(Collection entries)
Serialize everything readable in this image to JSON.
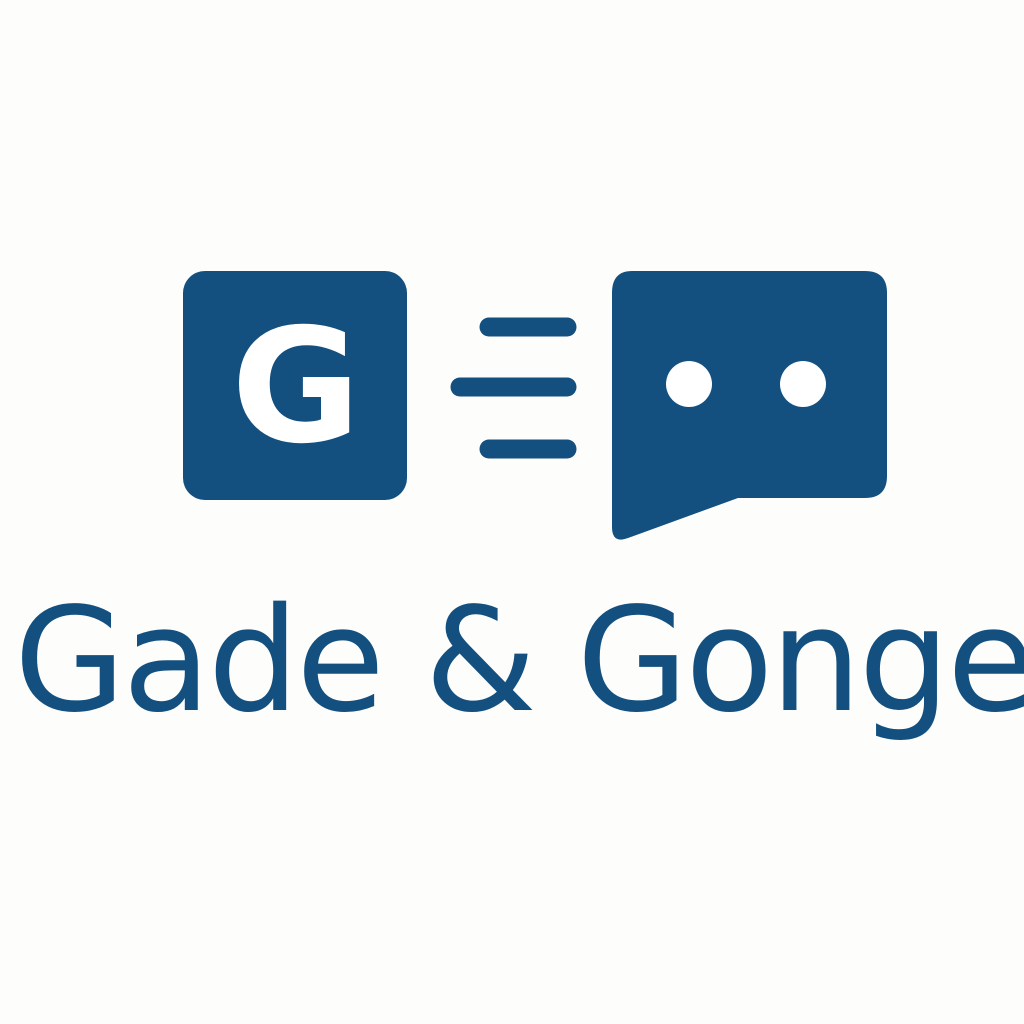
{
  "colors": {
    "background": "#fdfdfb",
    "brand": "#13507f",
    "icon_foreground": "#ffffff"
  },
  "logo": {
    "g_tile_letter": "G",
    "icons": [
      "g-tile-icon",
      "speed-lines-icon",
      "chat-bubble-icon"
    ],
    "wordmark": "Gade & Gonge"
  }
}
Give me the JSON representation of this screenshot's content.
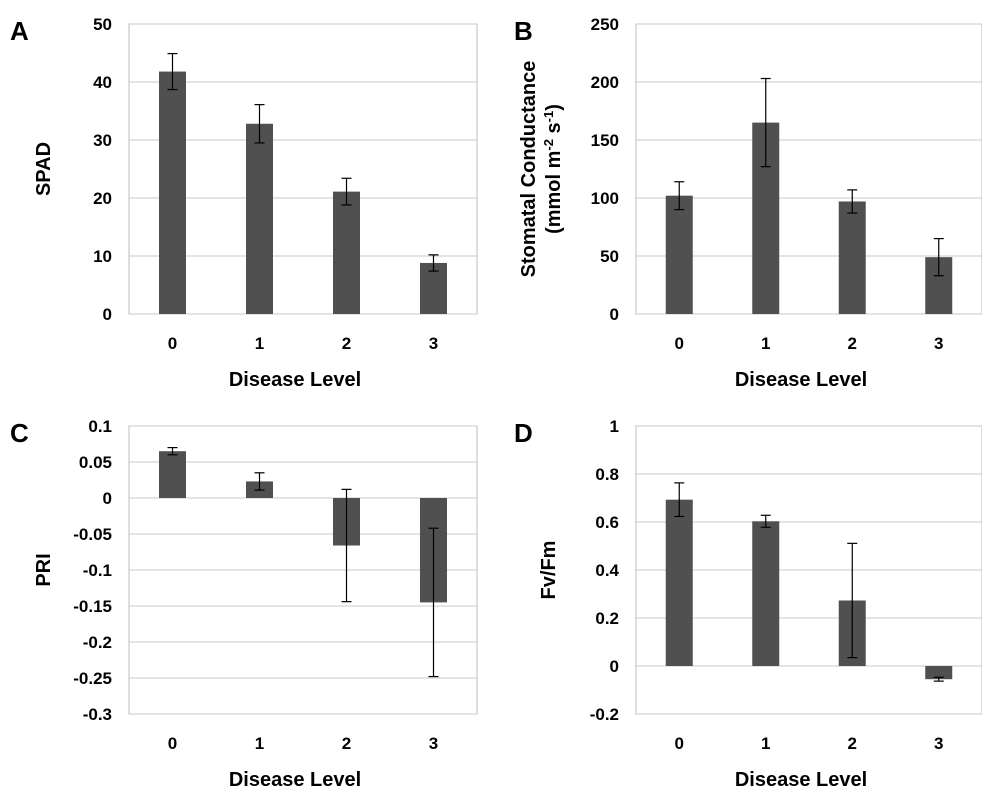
{
  "chart_data": [
    {
      "panel": "A",
      "type": "bar",
      "categories": [
        "0",
        "1",
        "2",
        "3"
      ],
      "values": [
        41.8,
        32.8,
        21.1,
        8.8
      ],
      "error": [
        3.1,
        3.3,
        2.3,
        1.4
      ],
      "xlabel": "Disease Level",
      "ylabel": "SPAD",
      "ylim": [
        0,
        50
      ],
      "yticks": [
        0,
        10,
        20,
        30,
        40,
        50
      ],
      "ytick_labels": [
        "0",
        "10",
        "20",
        "30",
        "40",
        "50"
      ],
      "grid": true
    },
    {
      "panel": "B",
      "type": "bar",
      "categories": [
        "0",
        "1",
        "2",
        "3"
      ],
      "values": [
        102,
        165,
        97,
        49
      ],
      "error": [
        12,
        38,
        10,
        16
      ],
      "xlabel": "Disease Level",
      "ylabel": "Stomatal Conductance",
      "ylabel2": "(mmol m-2 s-1)",
      "ylim": [
        0,
        250
      ],
      "yticks": [
        0,
        50,
        100,
        150,
        200,
        250
      ],
      "ytick_labels": [
        "0",
        "50",
        "100",
        "150",
        "200",
        "250"
      ],
      "grid": true
    },
    {
      "panel": "C",
      "type": "bar",
      "categories": [
        "0",
        "1",
        "2",
        "3"
      ],
      "values": [
        0.065,
        0.023,
        -0.066,
        -0.145
      ],
      "error": [
        0.005,
        0.012,
        0.078,
        0.103
      ],
      "xlabel": "Disease Level",
      "ylabel": "PRI",
      "ylim": [
        -0.3,
        0.1
      ],
      "yticks": [
        -0.3,
        -0.25,
        -0.2,
        -0.15,
        -0.1,
        -0.05,
        0,
        0.05,
        0.1
      ],
      "ytick_labels": [
        "-0.3",
        "-0.25",
        "-0.2",
        "-0.15",
        "-0.1",
        "-0.05",
        "0",
        "0.05",
        "0.1"
      ],
      "grid": true
    },
    {
      "panel": "D",
      "type": "bar",
      "categories": [
        "0",
        "1",
        "2",
        "3"
      ],
      "values": [
        0.693,
        0.603,
        0.273,
        -0.055
      ],
      "error": [
        0.07,
        0.025,
        0.238,
        0.008
      ],
      "xlabel": "Disease Level",
      "ylabel": "Fv/Fm",
      "ylim": [
        -0.2,
        1
      ],
      "yticks": [
        -0.2,
        0,
        0.2,
        0.4,
        0.6,
        0.8,
        1
      ],
      "ytick_labels": [
        "-0.2",
        "0",
        "0.2",
        "0.4",
        "0.6",
        "0.8",
        "1"
      ],
      "grid": true
    }
  ]
}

_SET EXERCISE_
Each line of the data should be quoted exactly, with pictures left out.

_WRITTEN SOLUTION_
Serialize everything readable in this image to JSON.
{
  "colors": {
    "background": "#fdfdfb",
    "brand": "#13507f",
    "icon_foreground": "#ffffff"
  },
  "logo": {
    "g_tile_letter": "G",
    "icons": [
      "g-tile-icon",
      "speed-lines-icon",
      "chat-bubble-icon"
    ],
    "wordmark": "Gade & Gonge"
  }
}
Give me the JSON representation of this screenshot's content.
{
  "chart_data": [
    {
      "panel": "A",
      "type": "bar",
      "categories": [
        "0",
        "1",
        "2",
        "3"
      ],
      "values": [
        41.8,
        32.8,
        21.1,
        8.8
      ],
      "error": [
        3.1,
        3.3,
        2.3,
        1.4
      ],
      "xlabel": "Disease Level",
      "ylabel": "SPAD",
      "ylim": [
        0,
        50
      ],
      "yticks": [
        0,
        10,
        20,
        30,
        40,
        50
      ],
      "ytick_labels": [
        "0",
        "10",
        "20",
        "30",
        "40",
        "50"
      ],
      "grid": true
    },
    {
      "panel": "B",
      "type": "bar",
      "categories": [
        "0",
        "1",
        "2",
        "3"
      ],
      "values": [
        102,
        165,
        97,
        49
      ],
      "error": [
        12,
        38,
        10,
        16
      ],
      "xlabel": "Disease Level",
      "ylabel": "Stomatal Conductance",
      "ylabel2": "(mmol m-2 s-1)",
      "ylim": [
        0,
        250
      ],
      "yticks": [
        0,
        50,
        100,
        150,
        200,
        250
      ],
      "ytick_labels": [
        "0",
        "50",
        "100",
        "150",
        "200",
        "250"
      ],
      "grid": true
    },
    {
      "panel": "C",
      "type": "bar",
      "categories": [
        "0",
        "1",
        "2",
        "3"
      ],
      "values": [
        0.065,
        0.023,
        -0.066,
        -0.145
      ],
      "error": [
        0.005,
        0.012,
        0.078,
        0.103
      ],
      "xlabel": "Disease Level",
      "ylabel": "PRI",
      "ylim": [
        -0.3,
        0.1
      ],
      "yticks": [
        -0.3,
        -0.25,
        -0.2,
        -0.15,
        -0.1,
        -0.05,
        0,
        0.05,
        0.1
      ],
      "ytick_labels": [
        "-0.3",
        "-0.25",
        "-0.2",
        "-0.15",
        "-0.1",
        "-0.05",
        "0",
        "0.05",
        "0.1"
      ],
      "grid": true
    },
    {
      "panel": "D",
      "type": "bar",
      "categories": [
        "0",
        "1",
        "2",
        "3"
      ],
      "values": [
        0.693,
        0.603,
        0.273,
        -0.055
      ],
      "error": [
        0.07,
        0.025,
        0.238,
        0.008
      ],
      "xlabel": "Disease Level",
      "ylabel": "Fv/Fm",
      "ylim": [
        -0.2,
        1
      ],
      "yticks": [
        -0.2,
        0,
        0.2,
        0.4,
        0.6,
        0.8,
        1
      ],
      "ytick_labels": [
        "-0.2",
        "0",
        "0.2",
        "0.4",
        "0.6",
        "0.8",
        "1"
      ],
      "grid": true
    }
  ]
}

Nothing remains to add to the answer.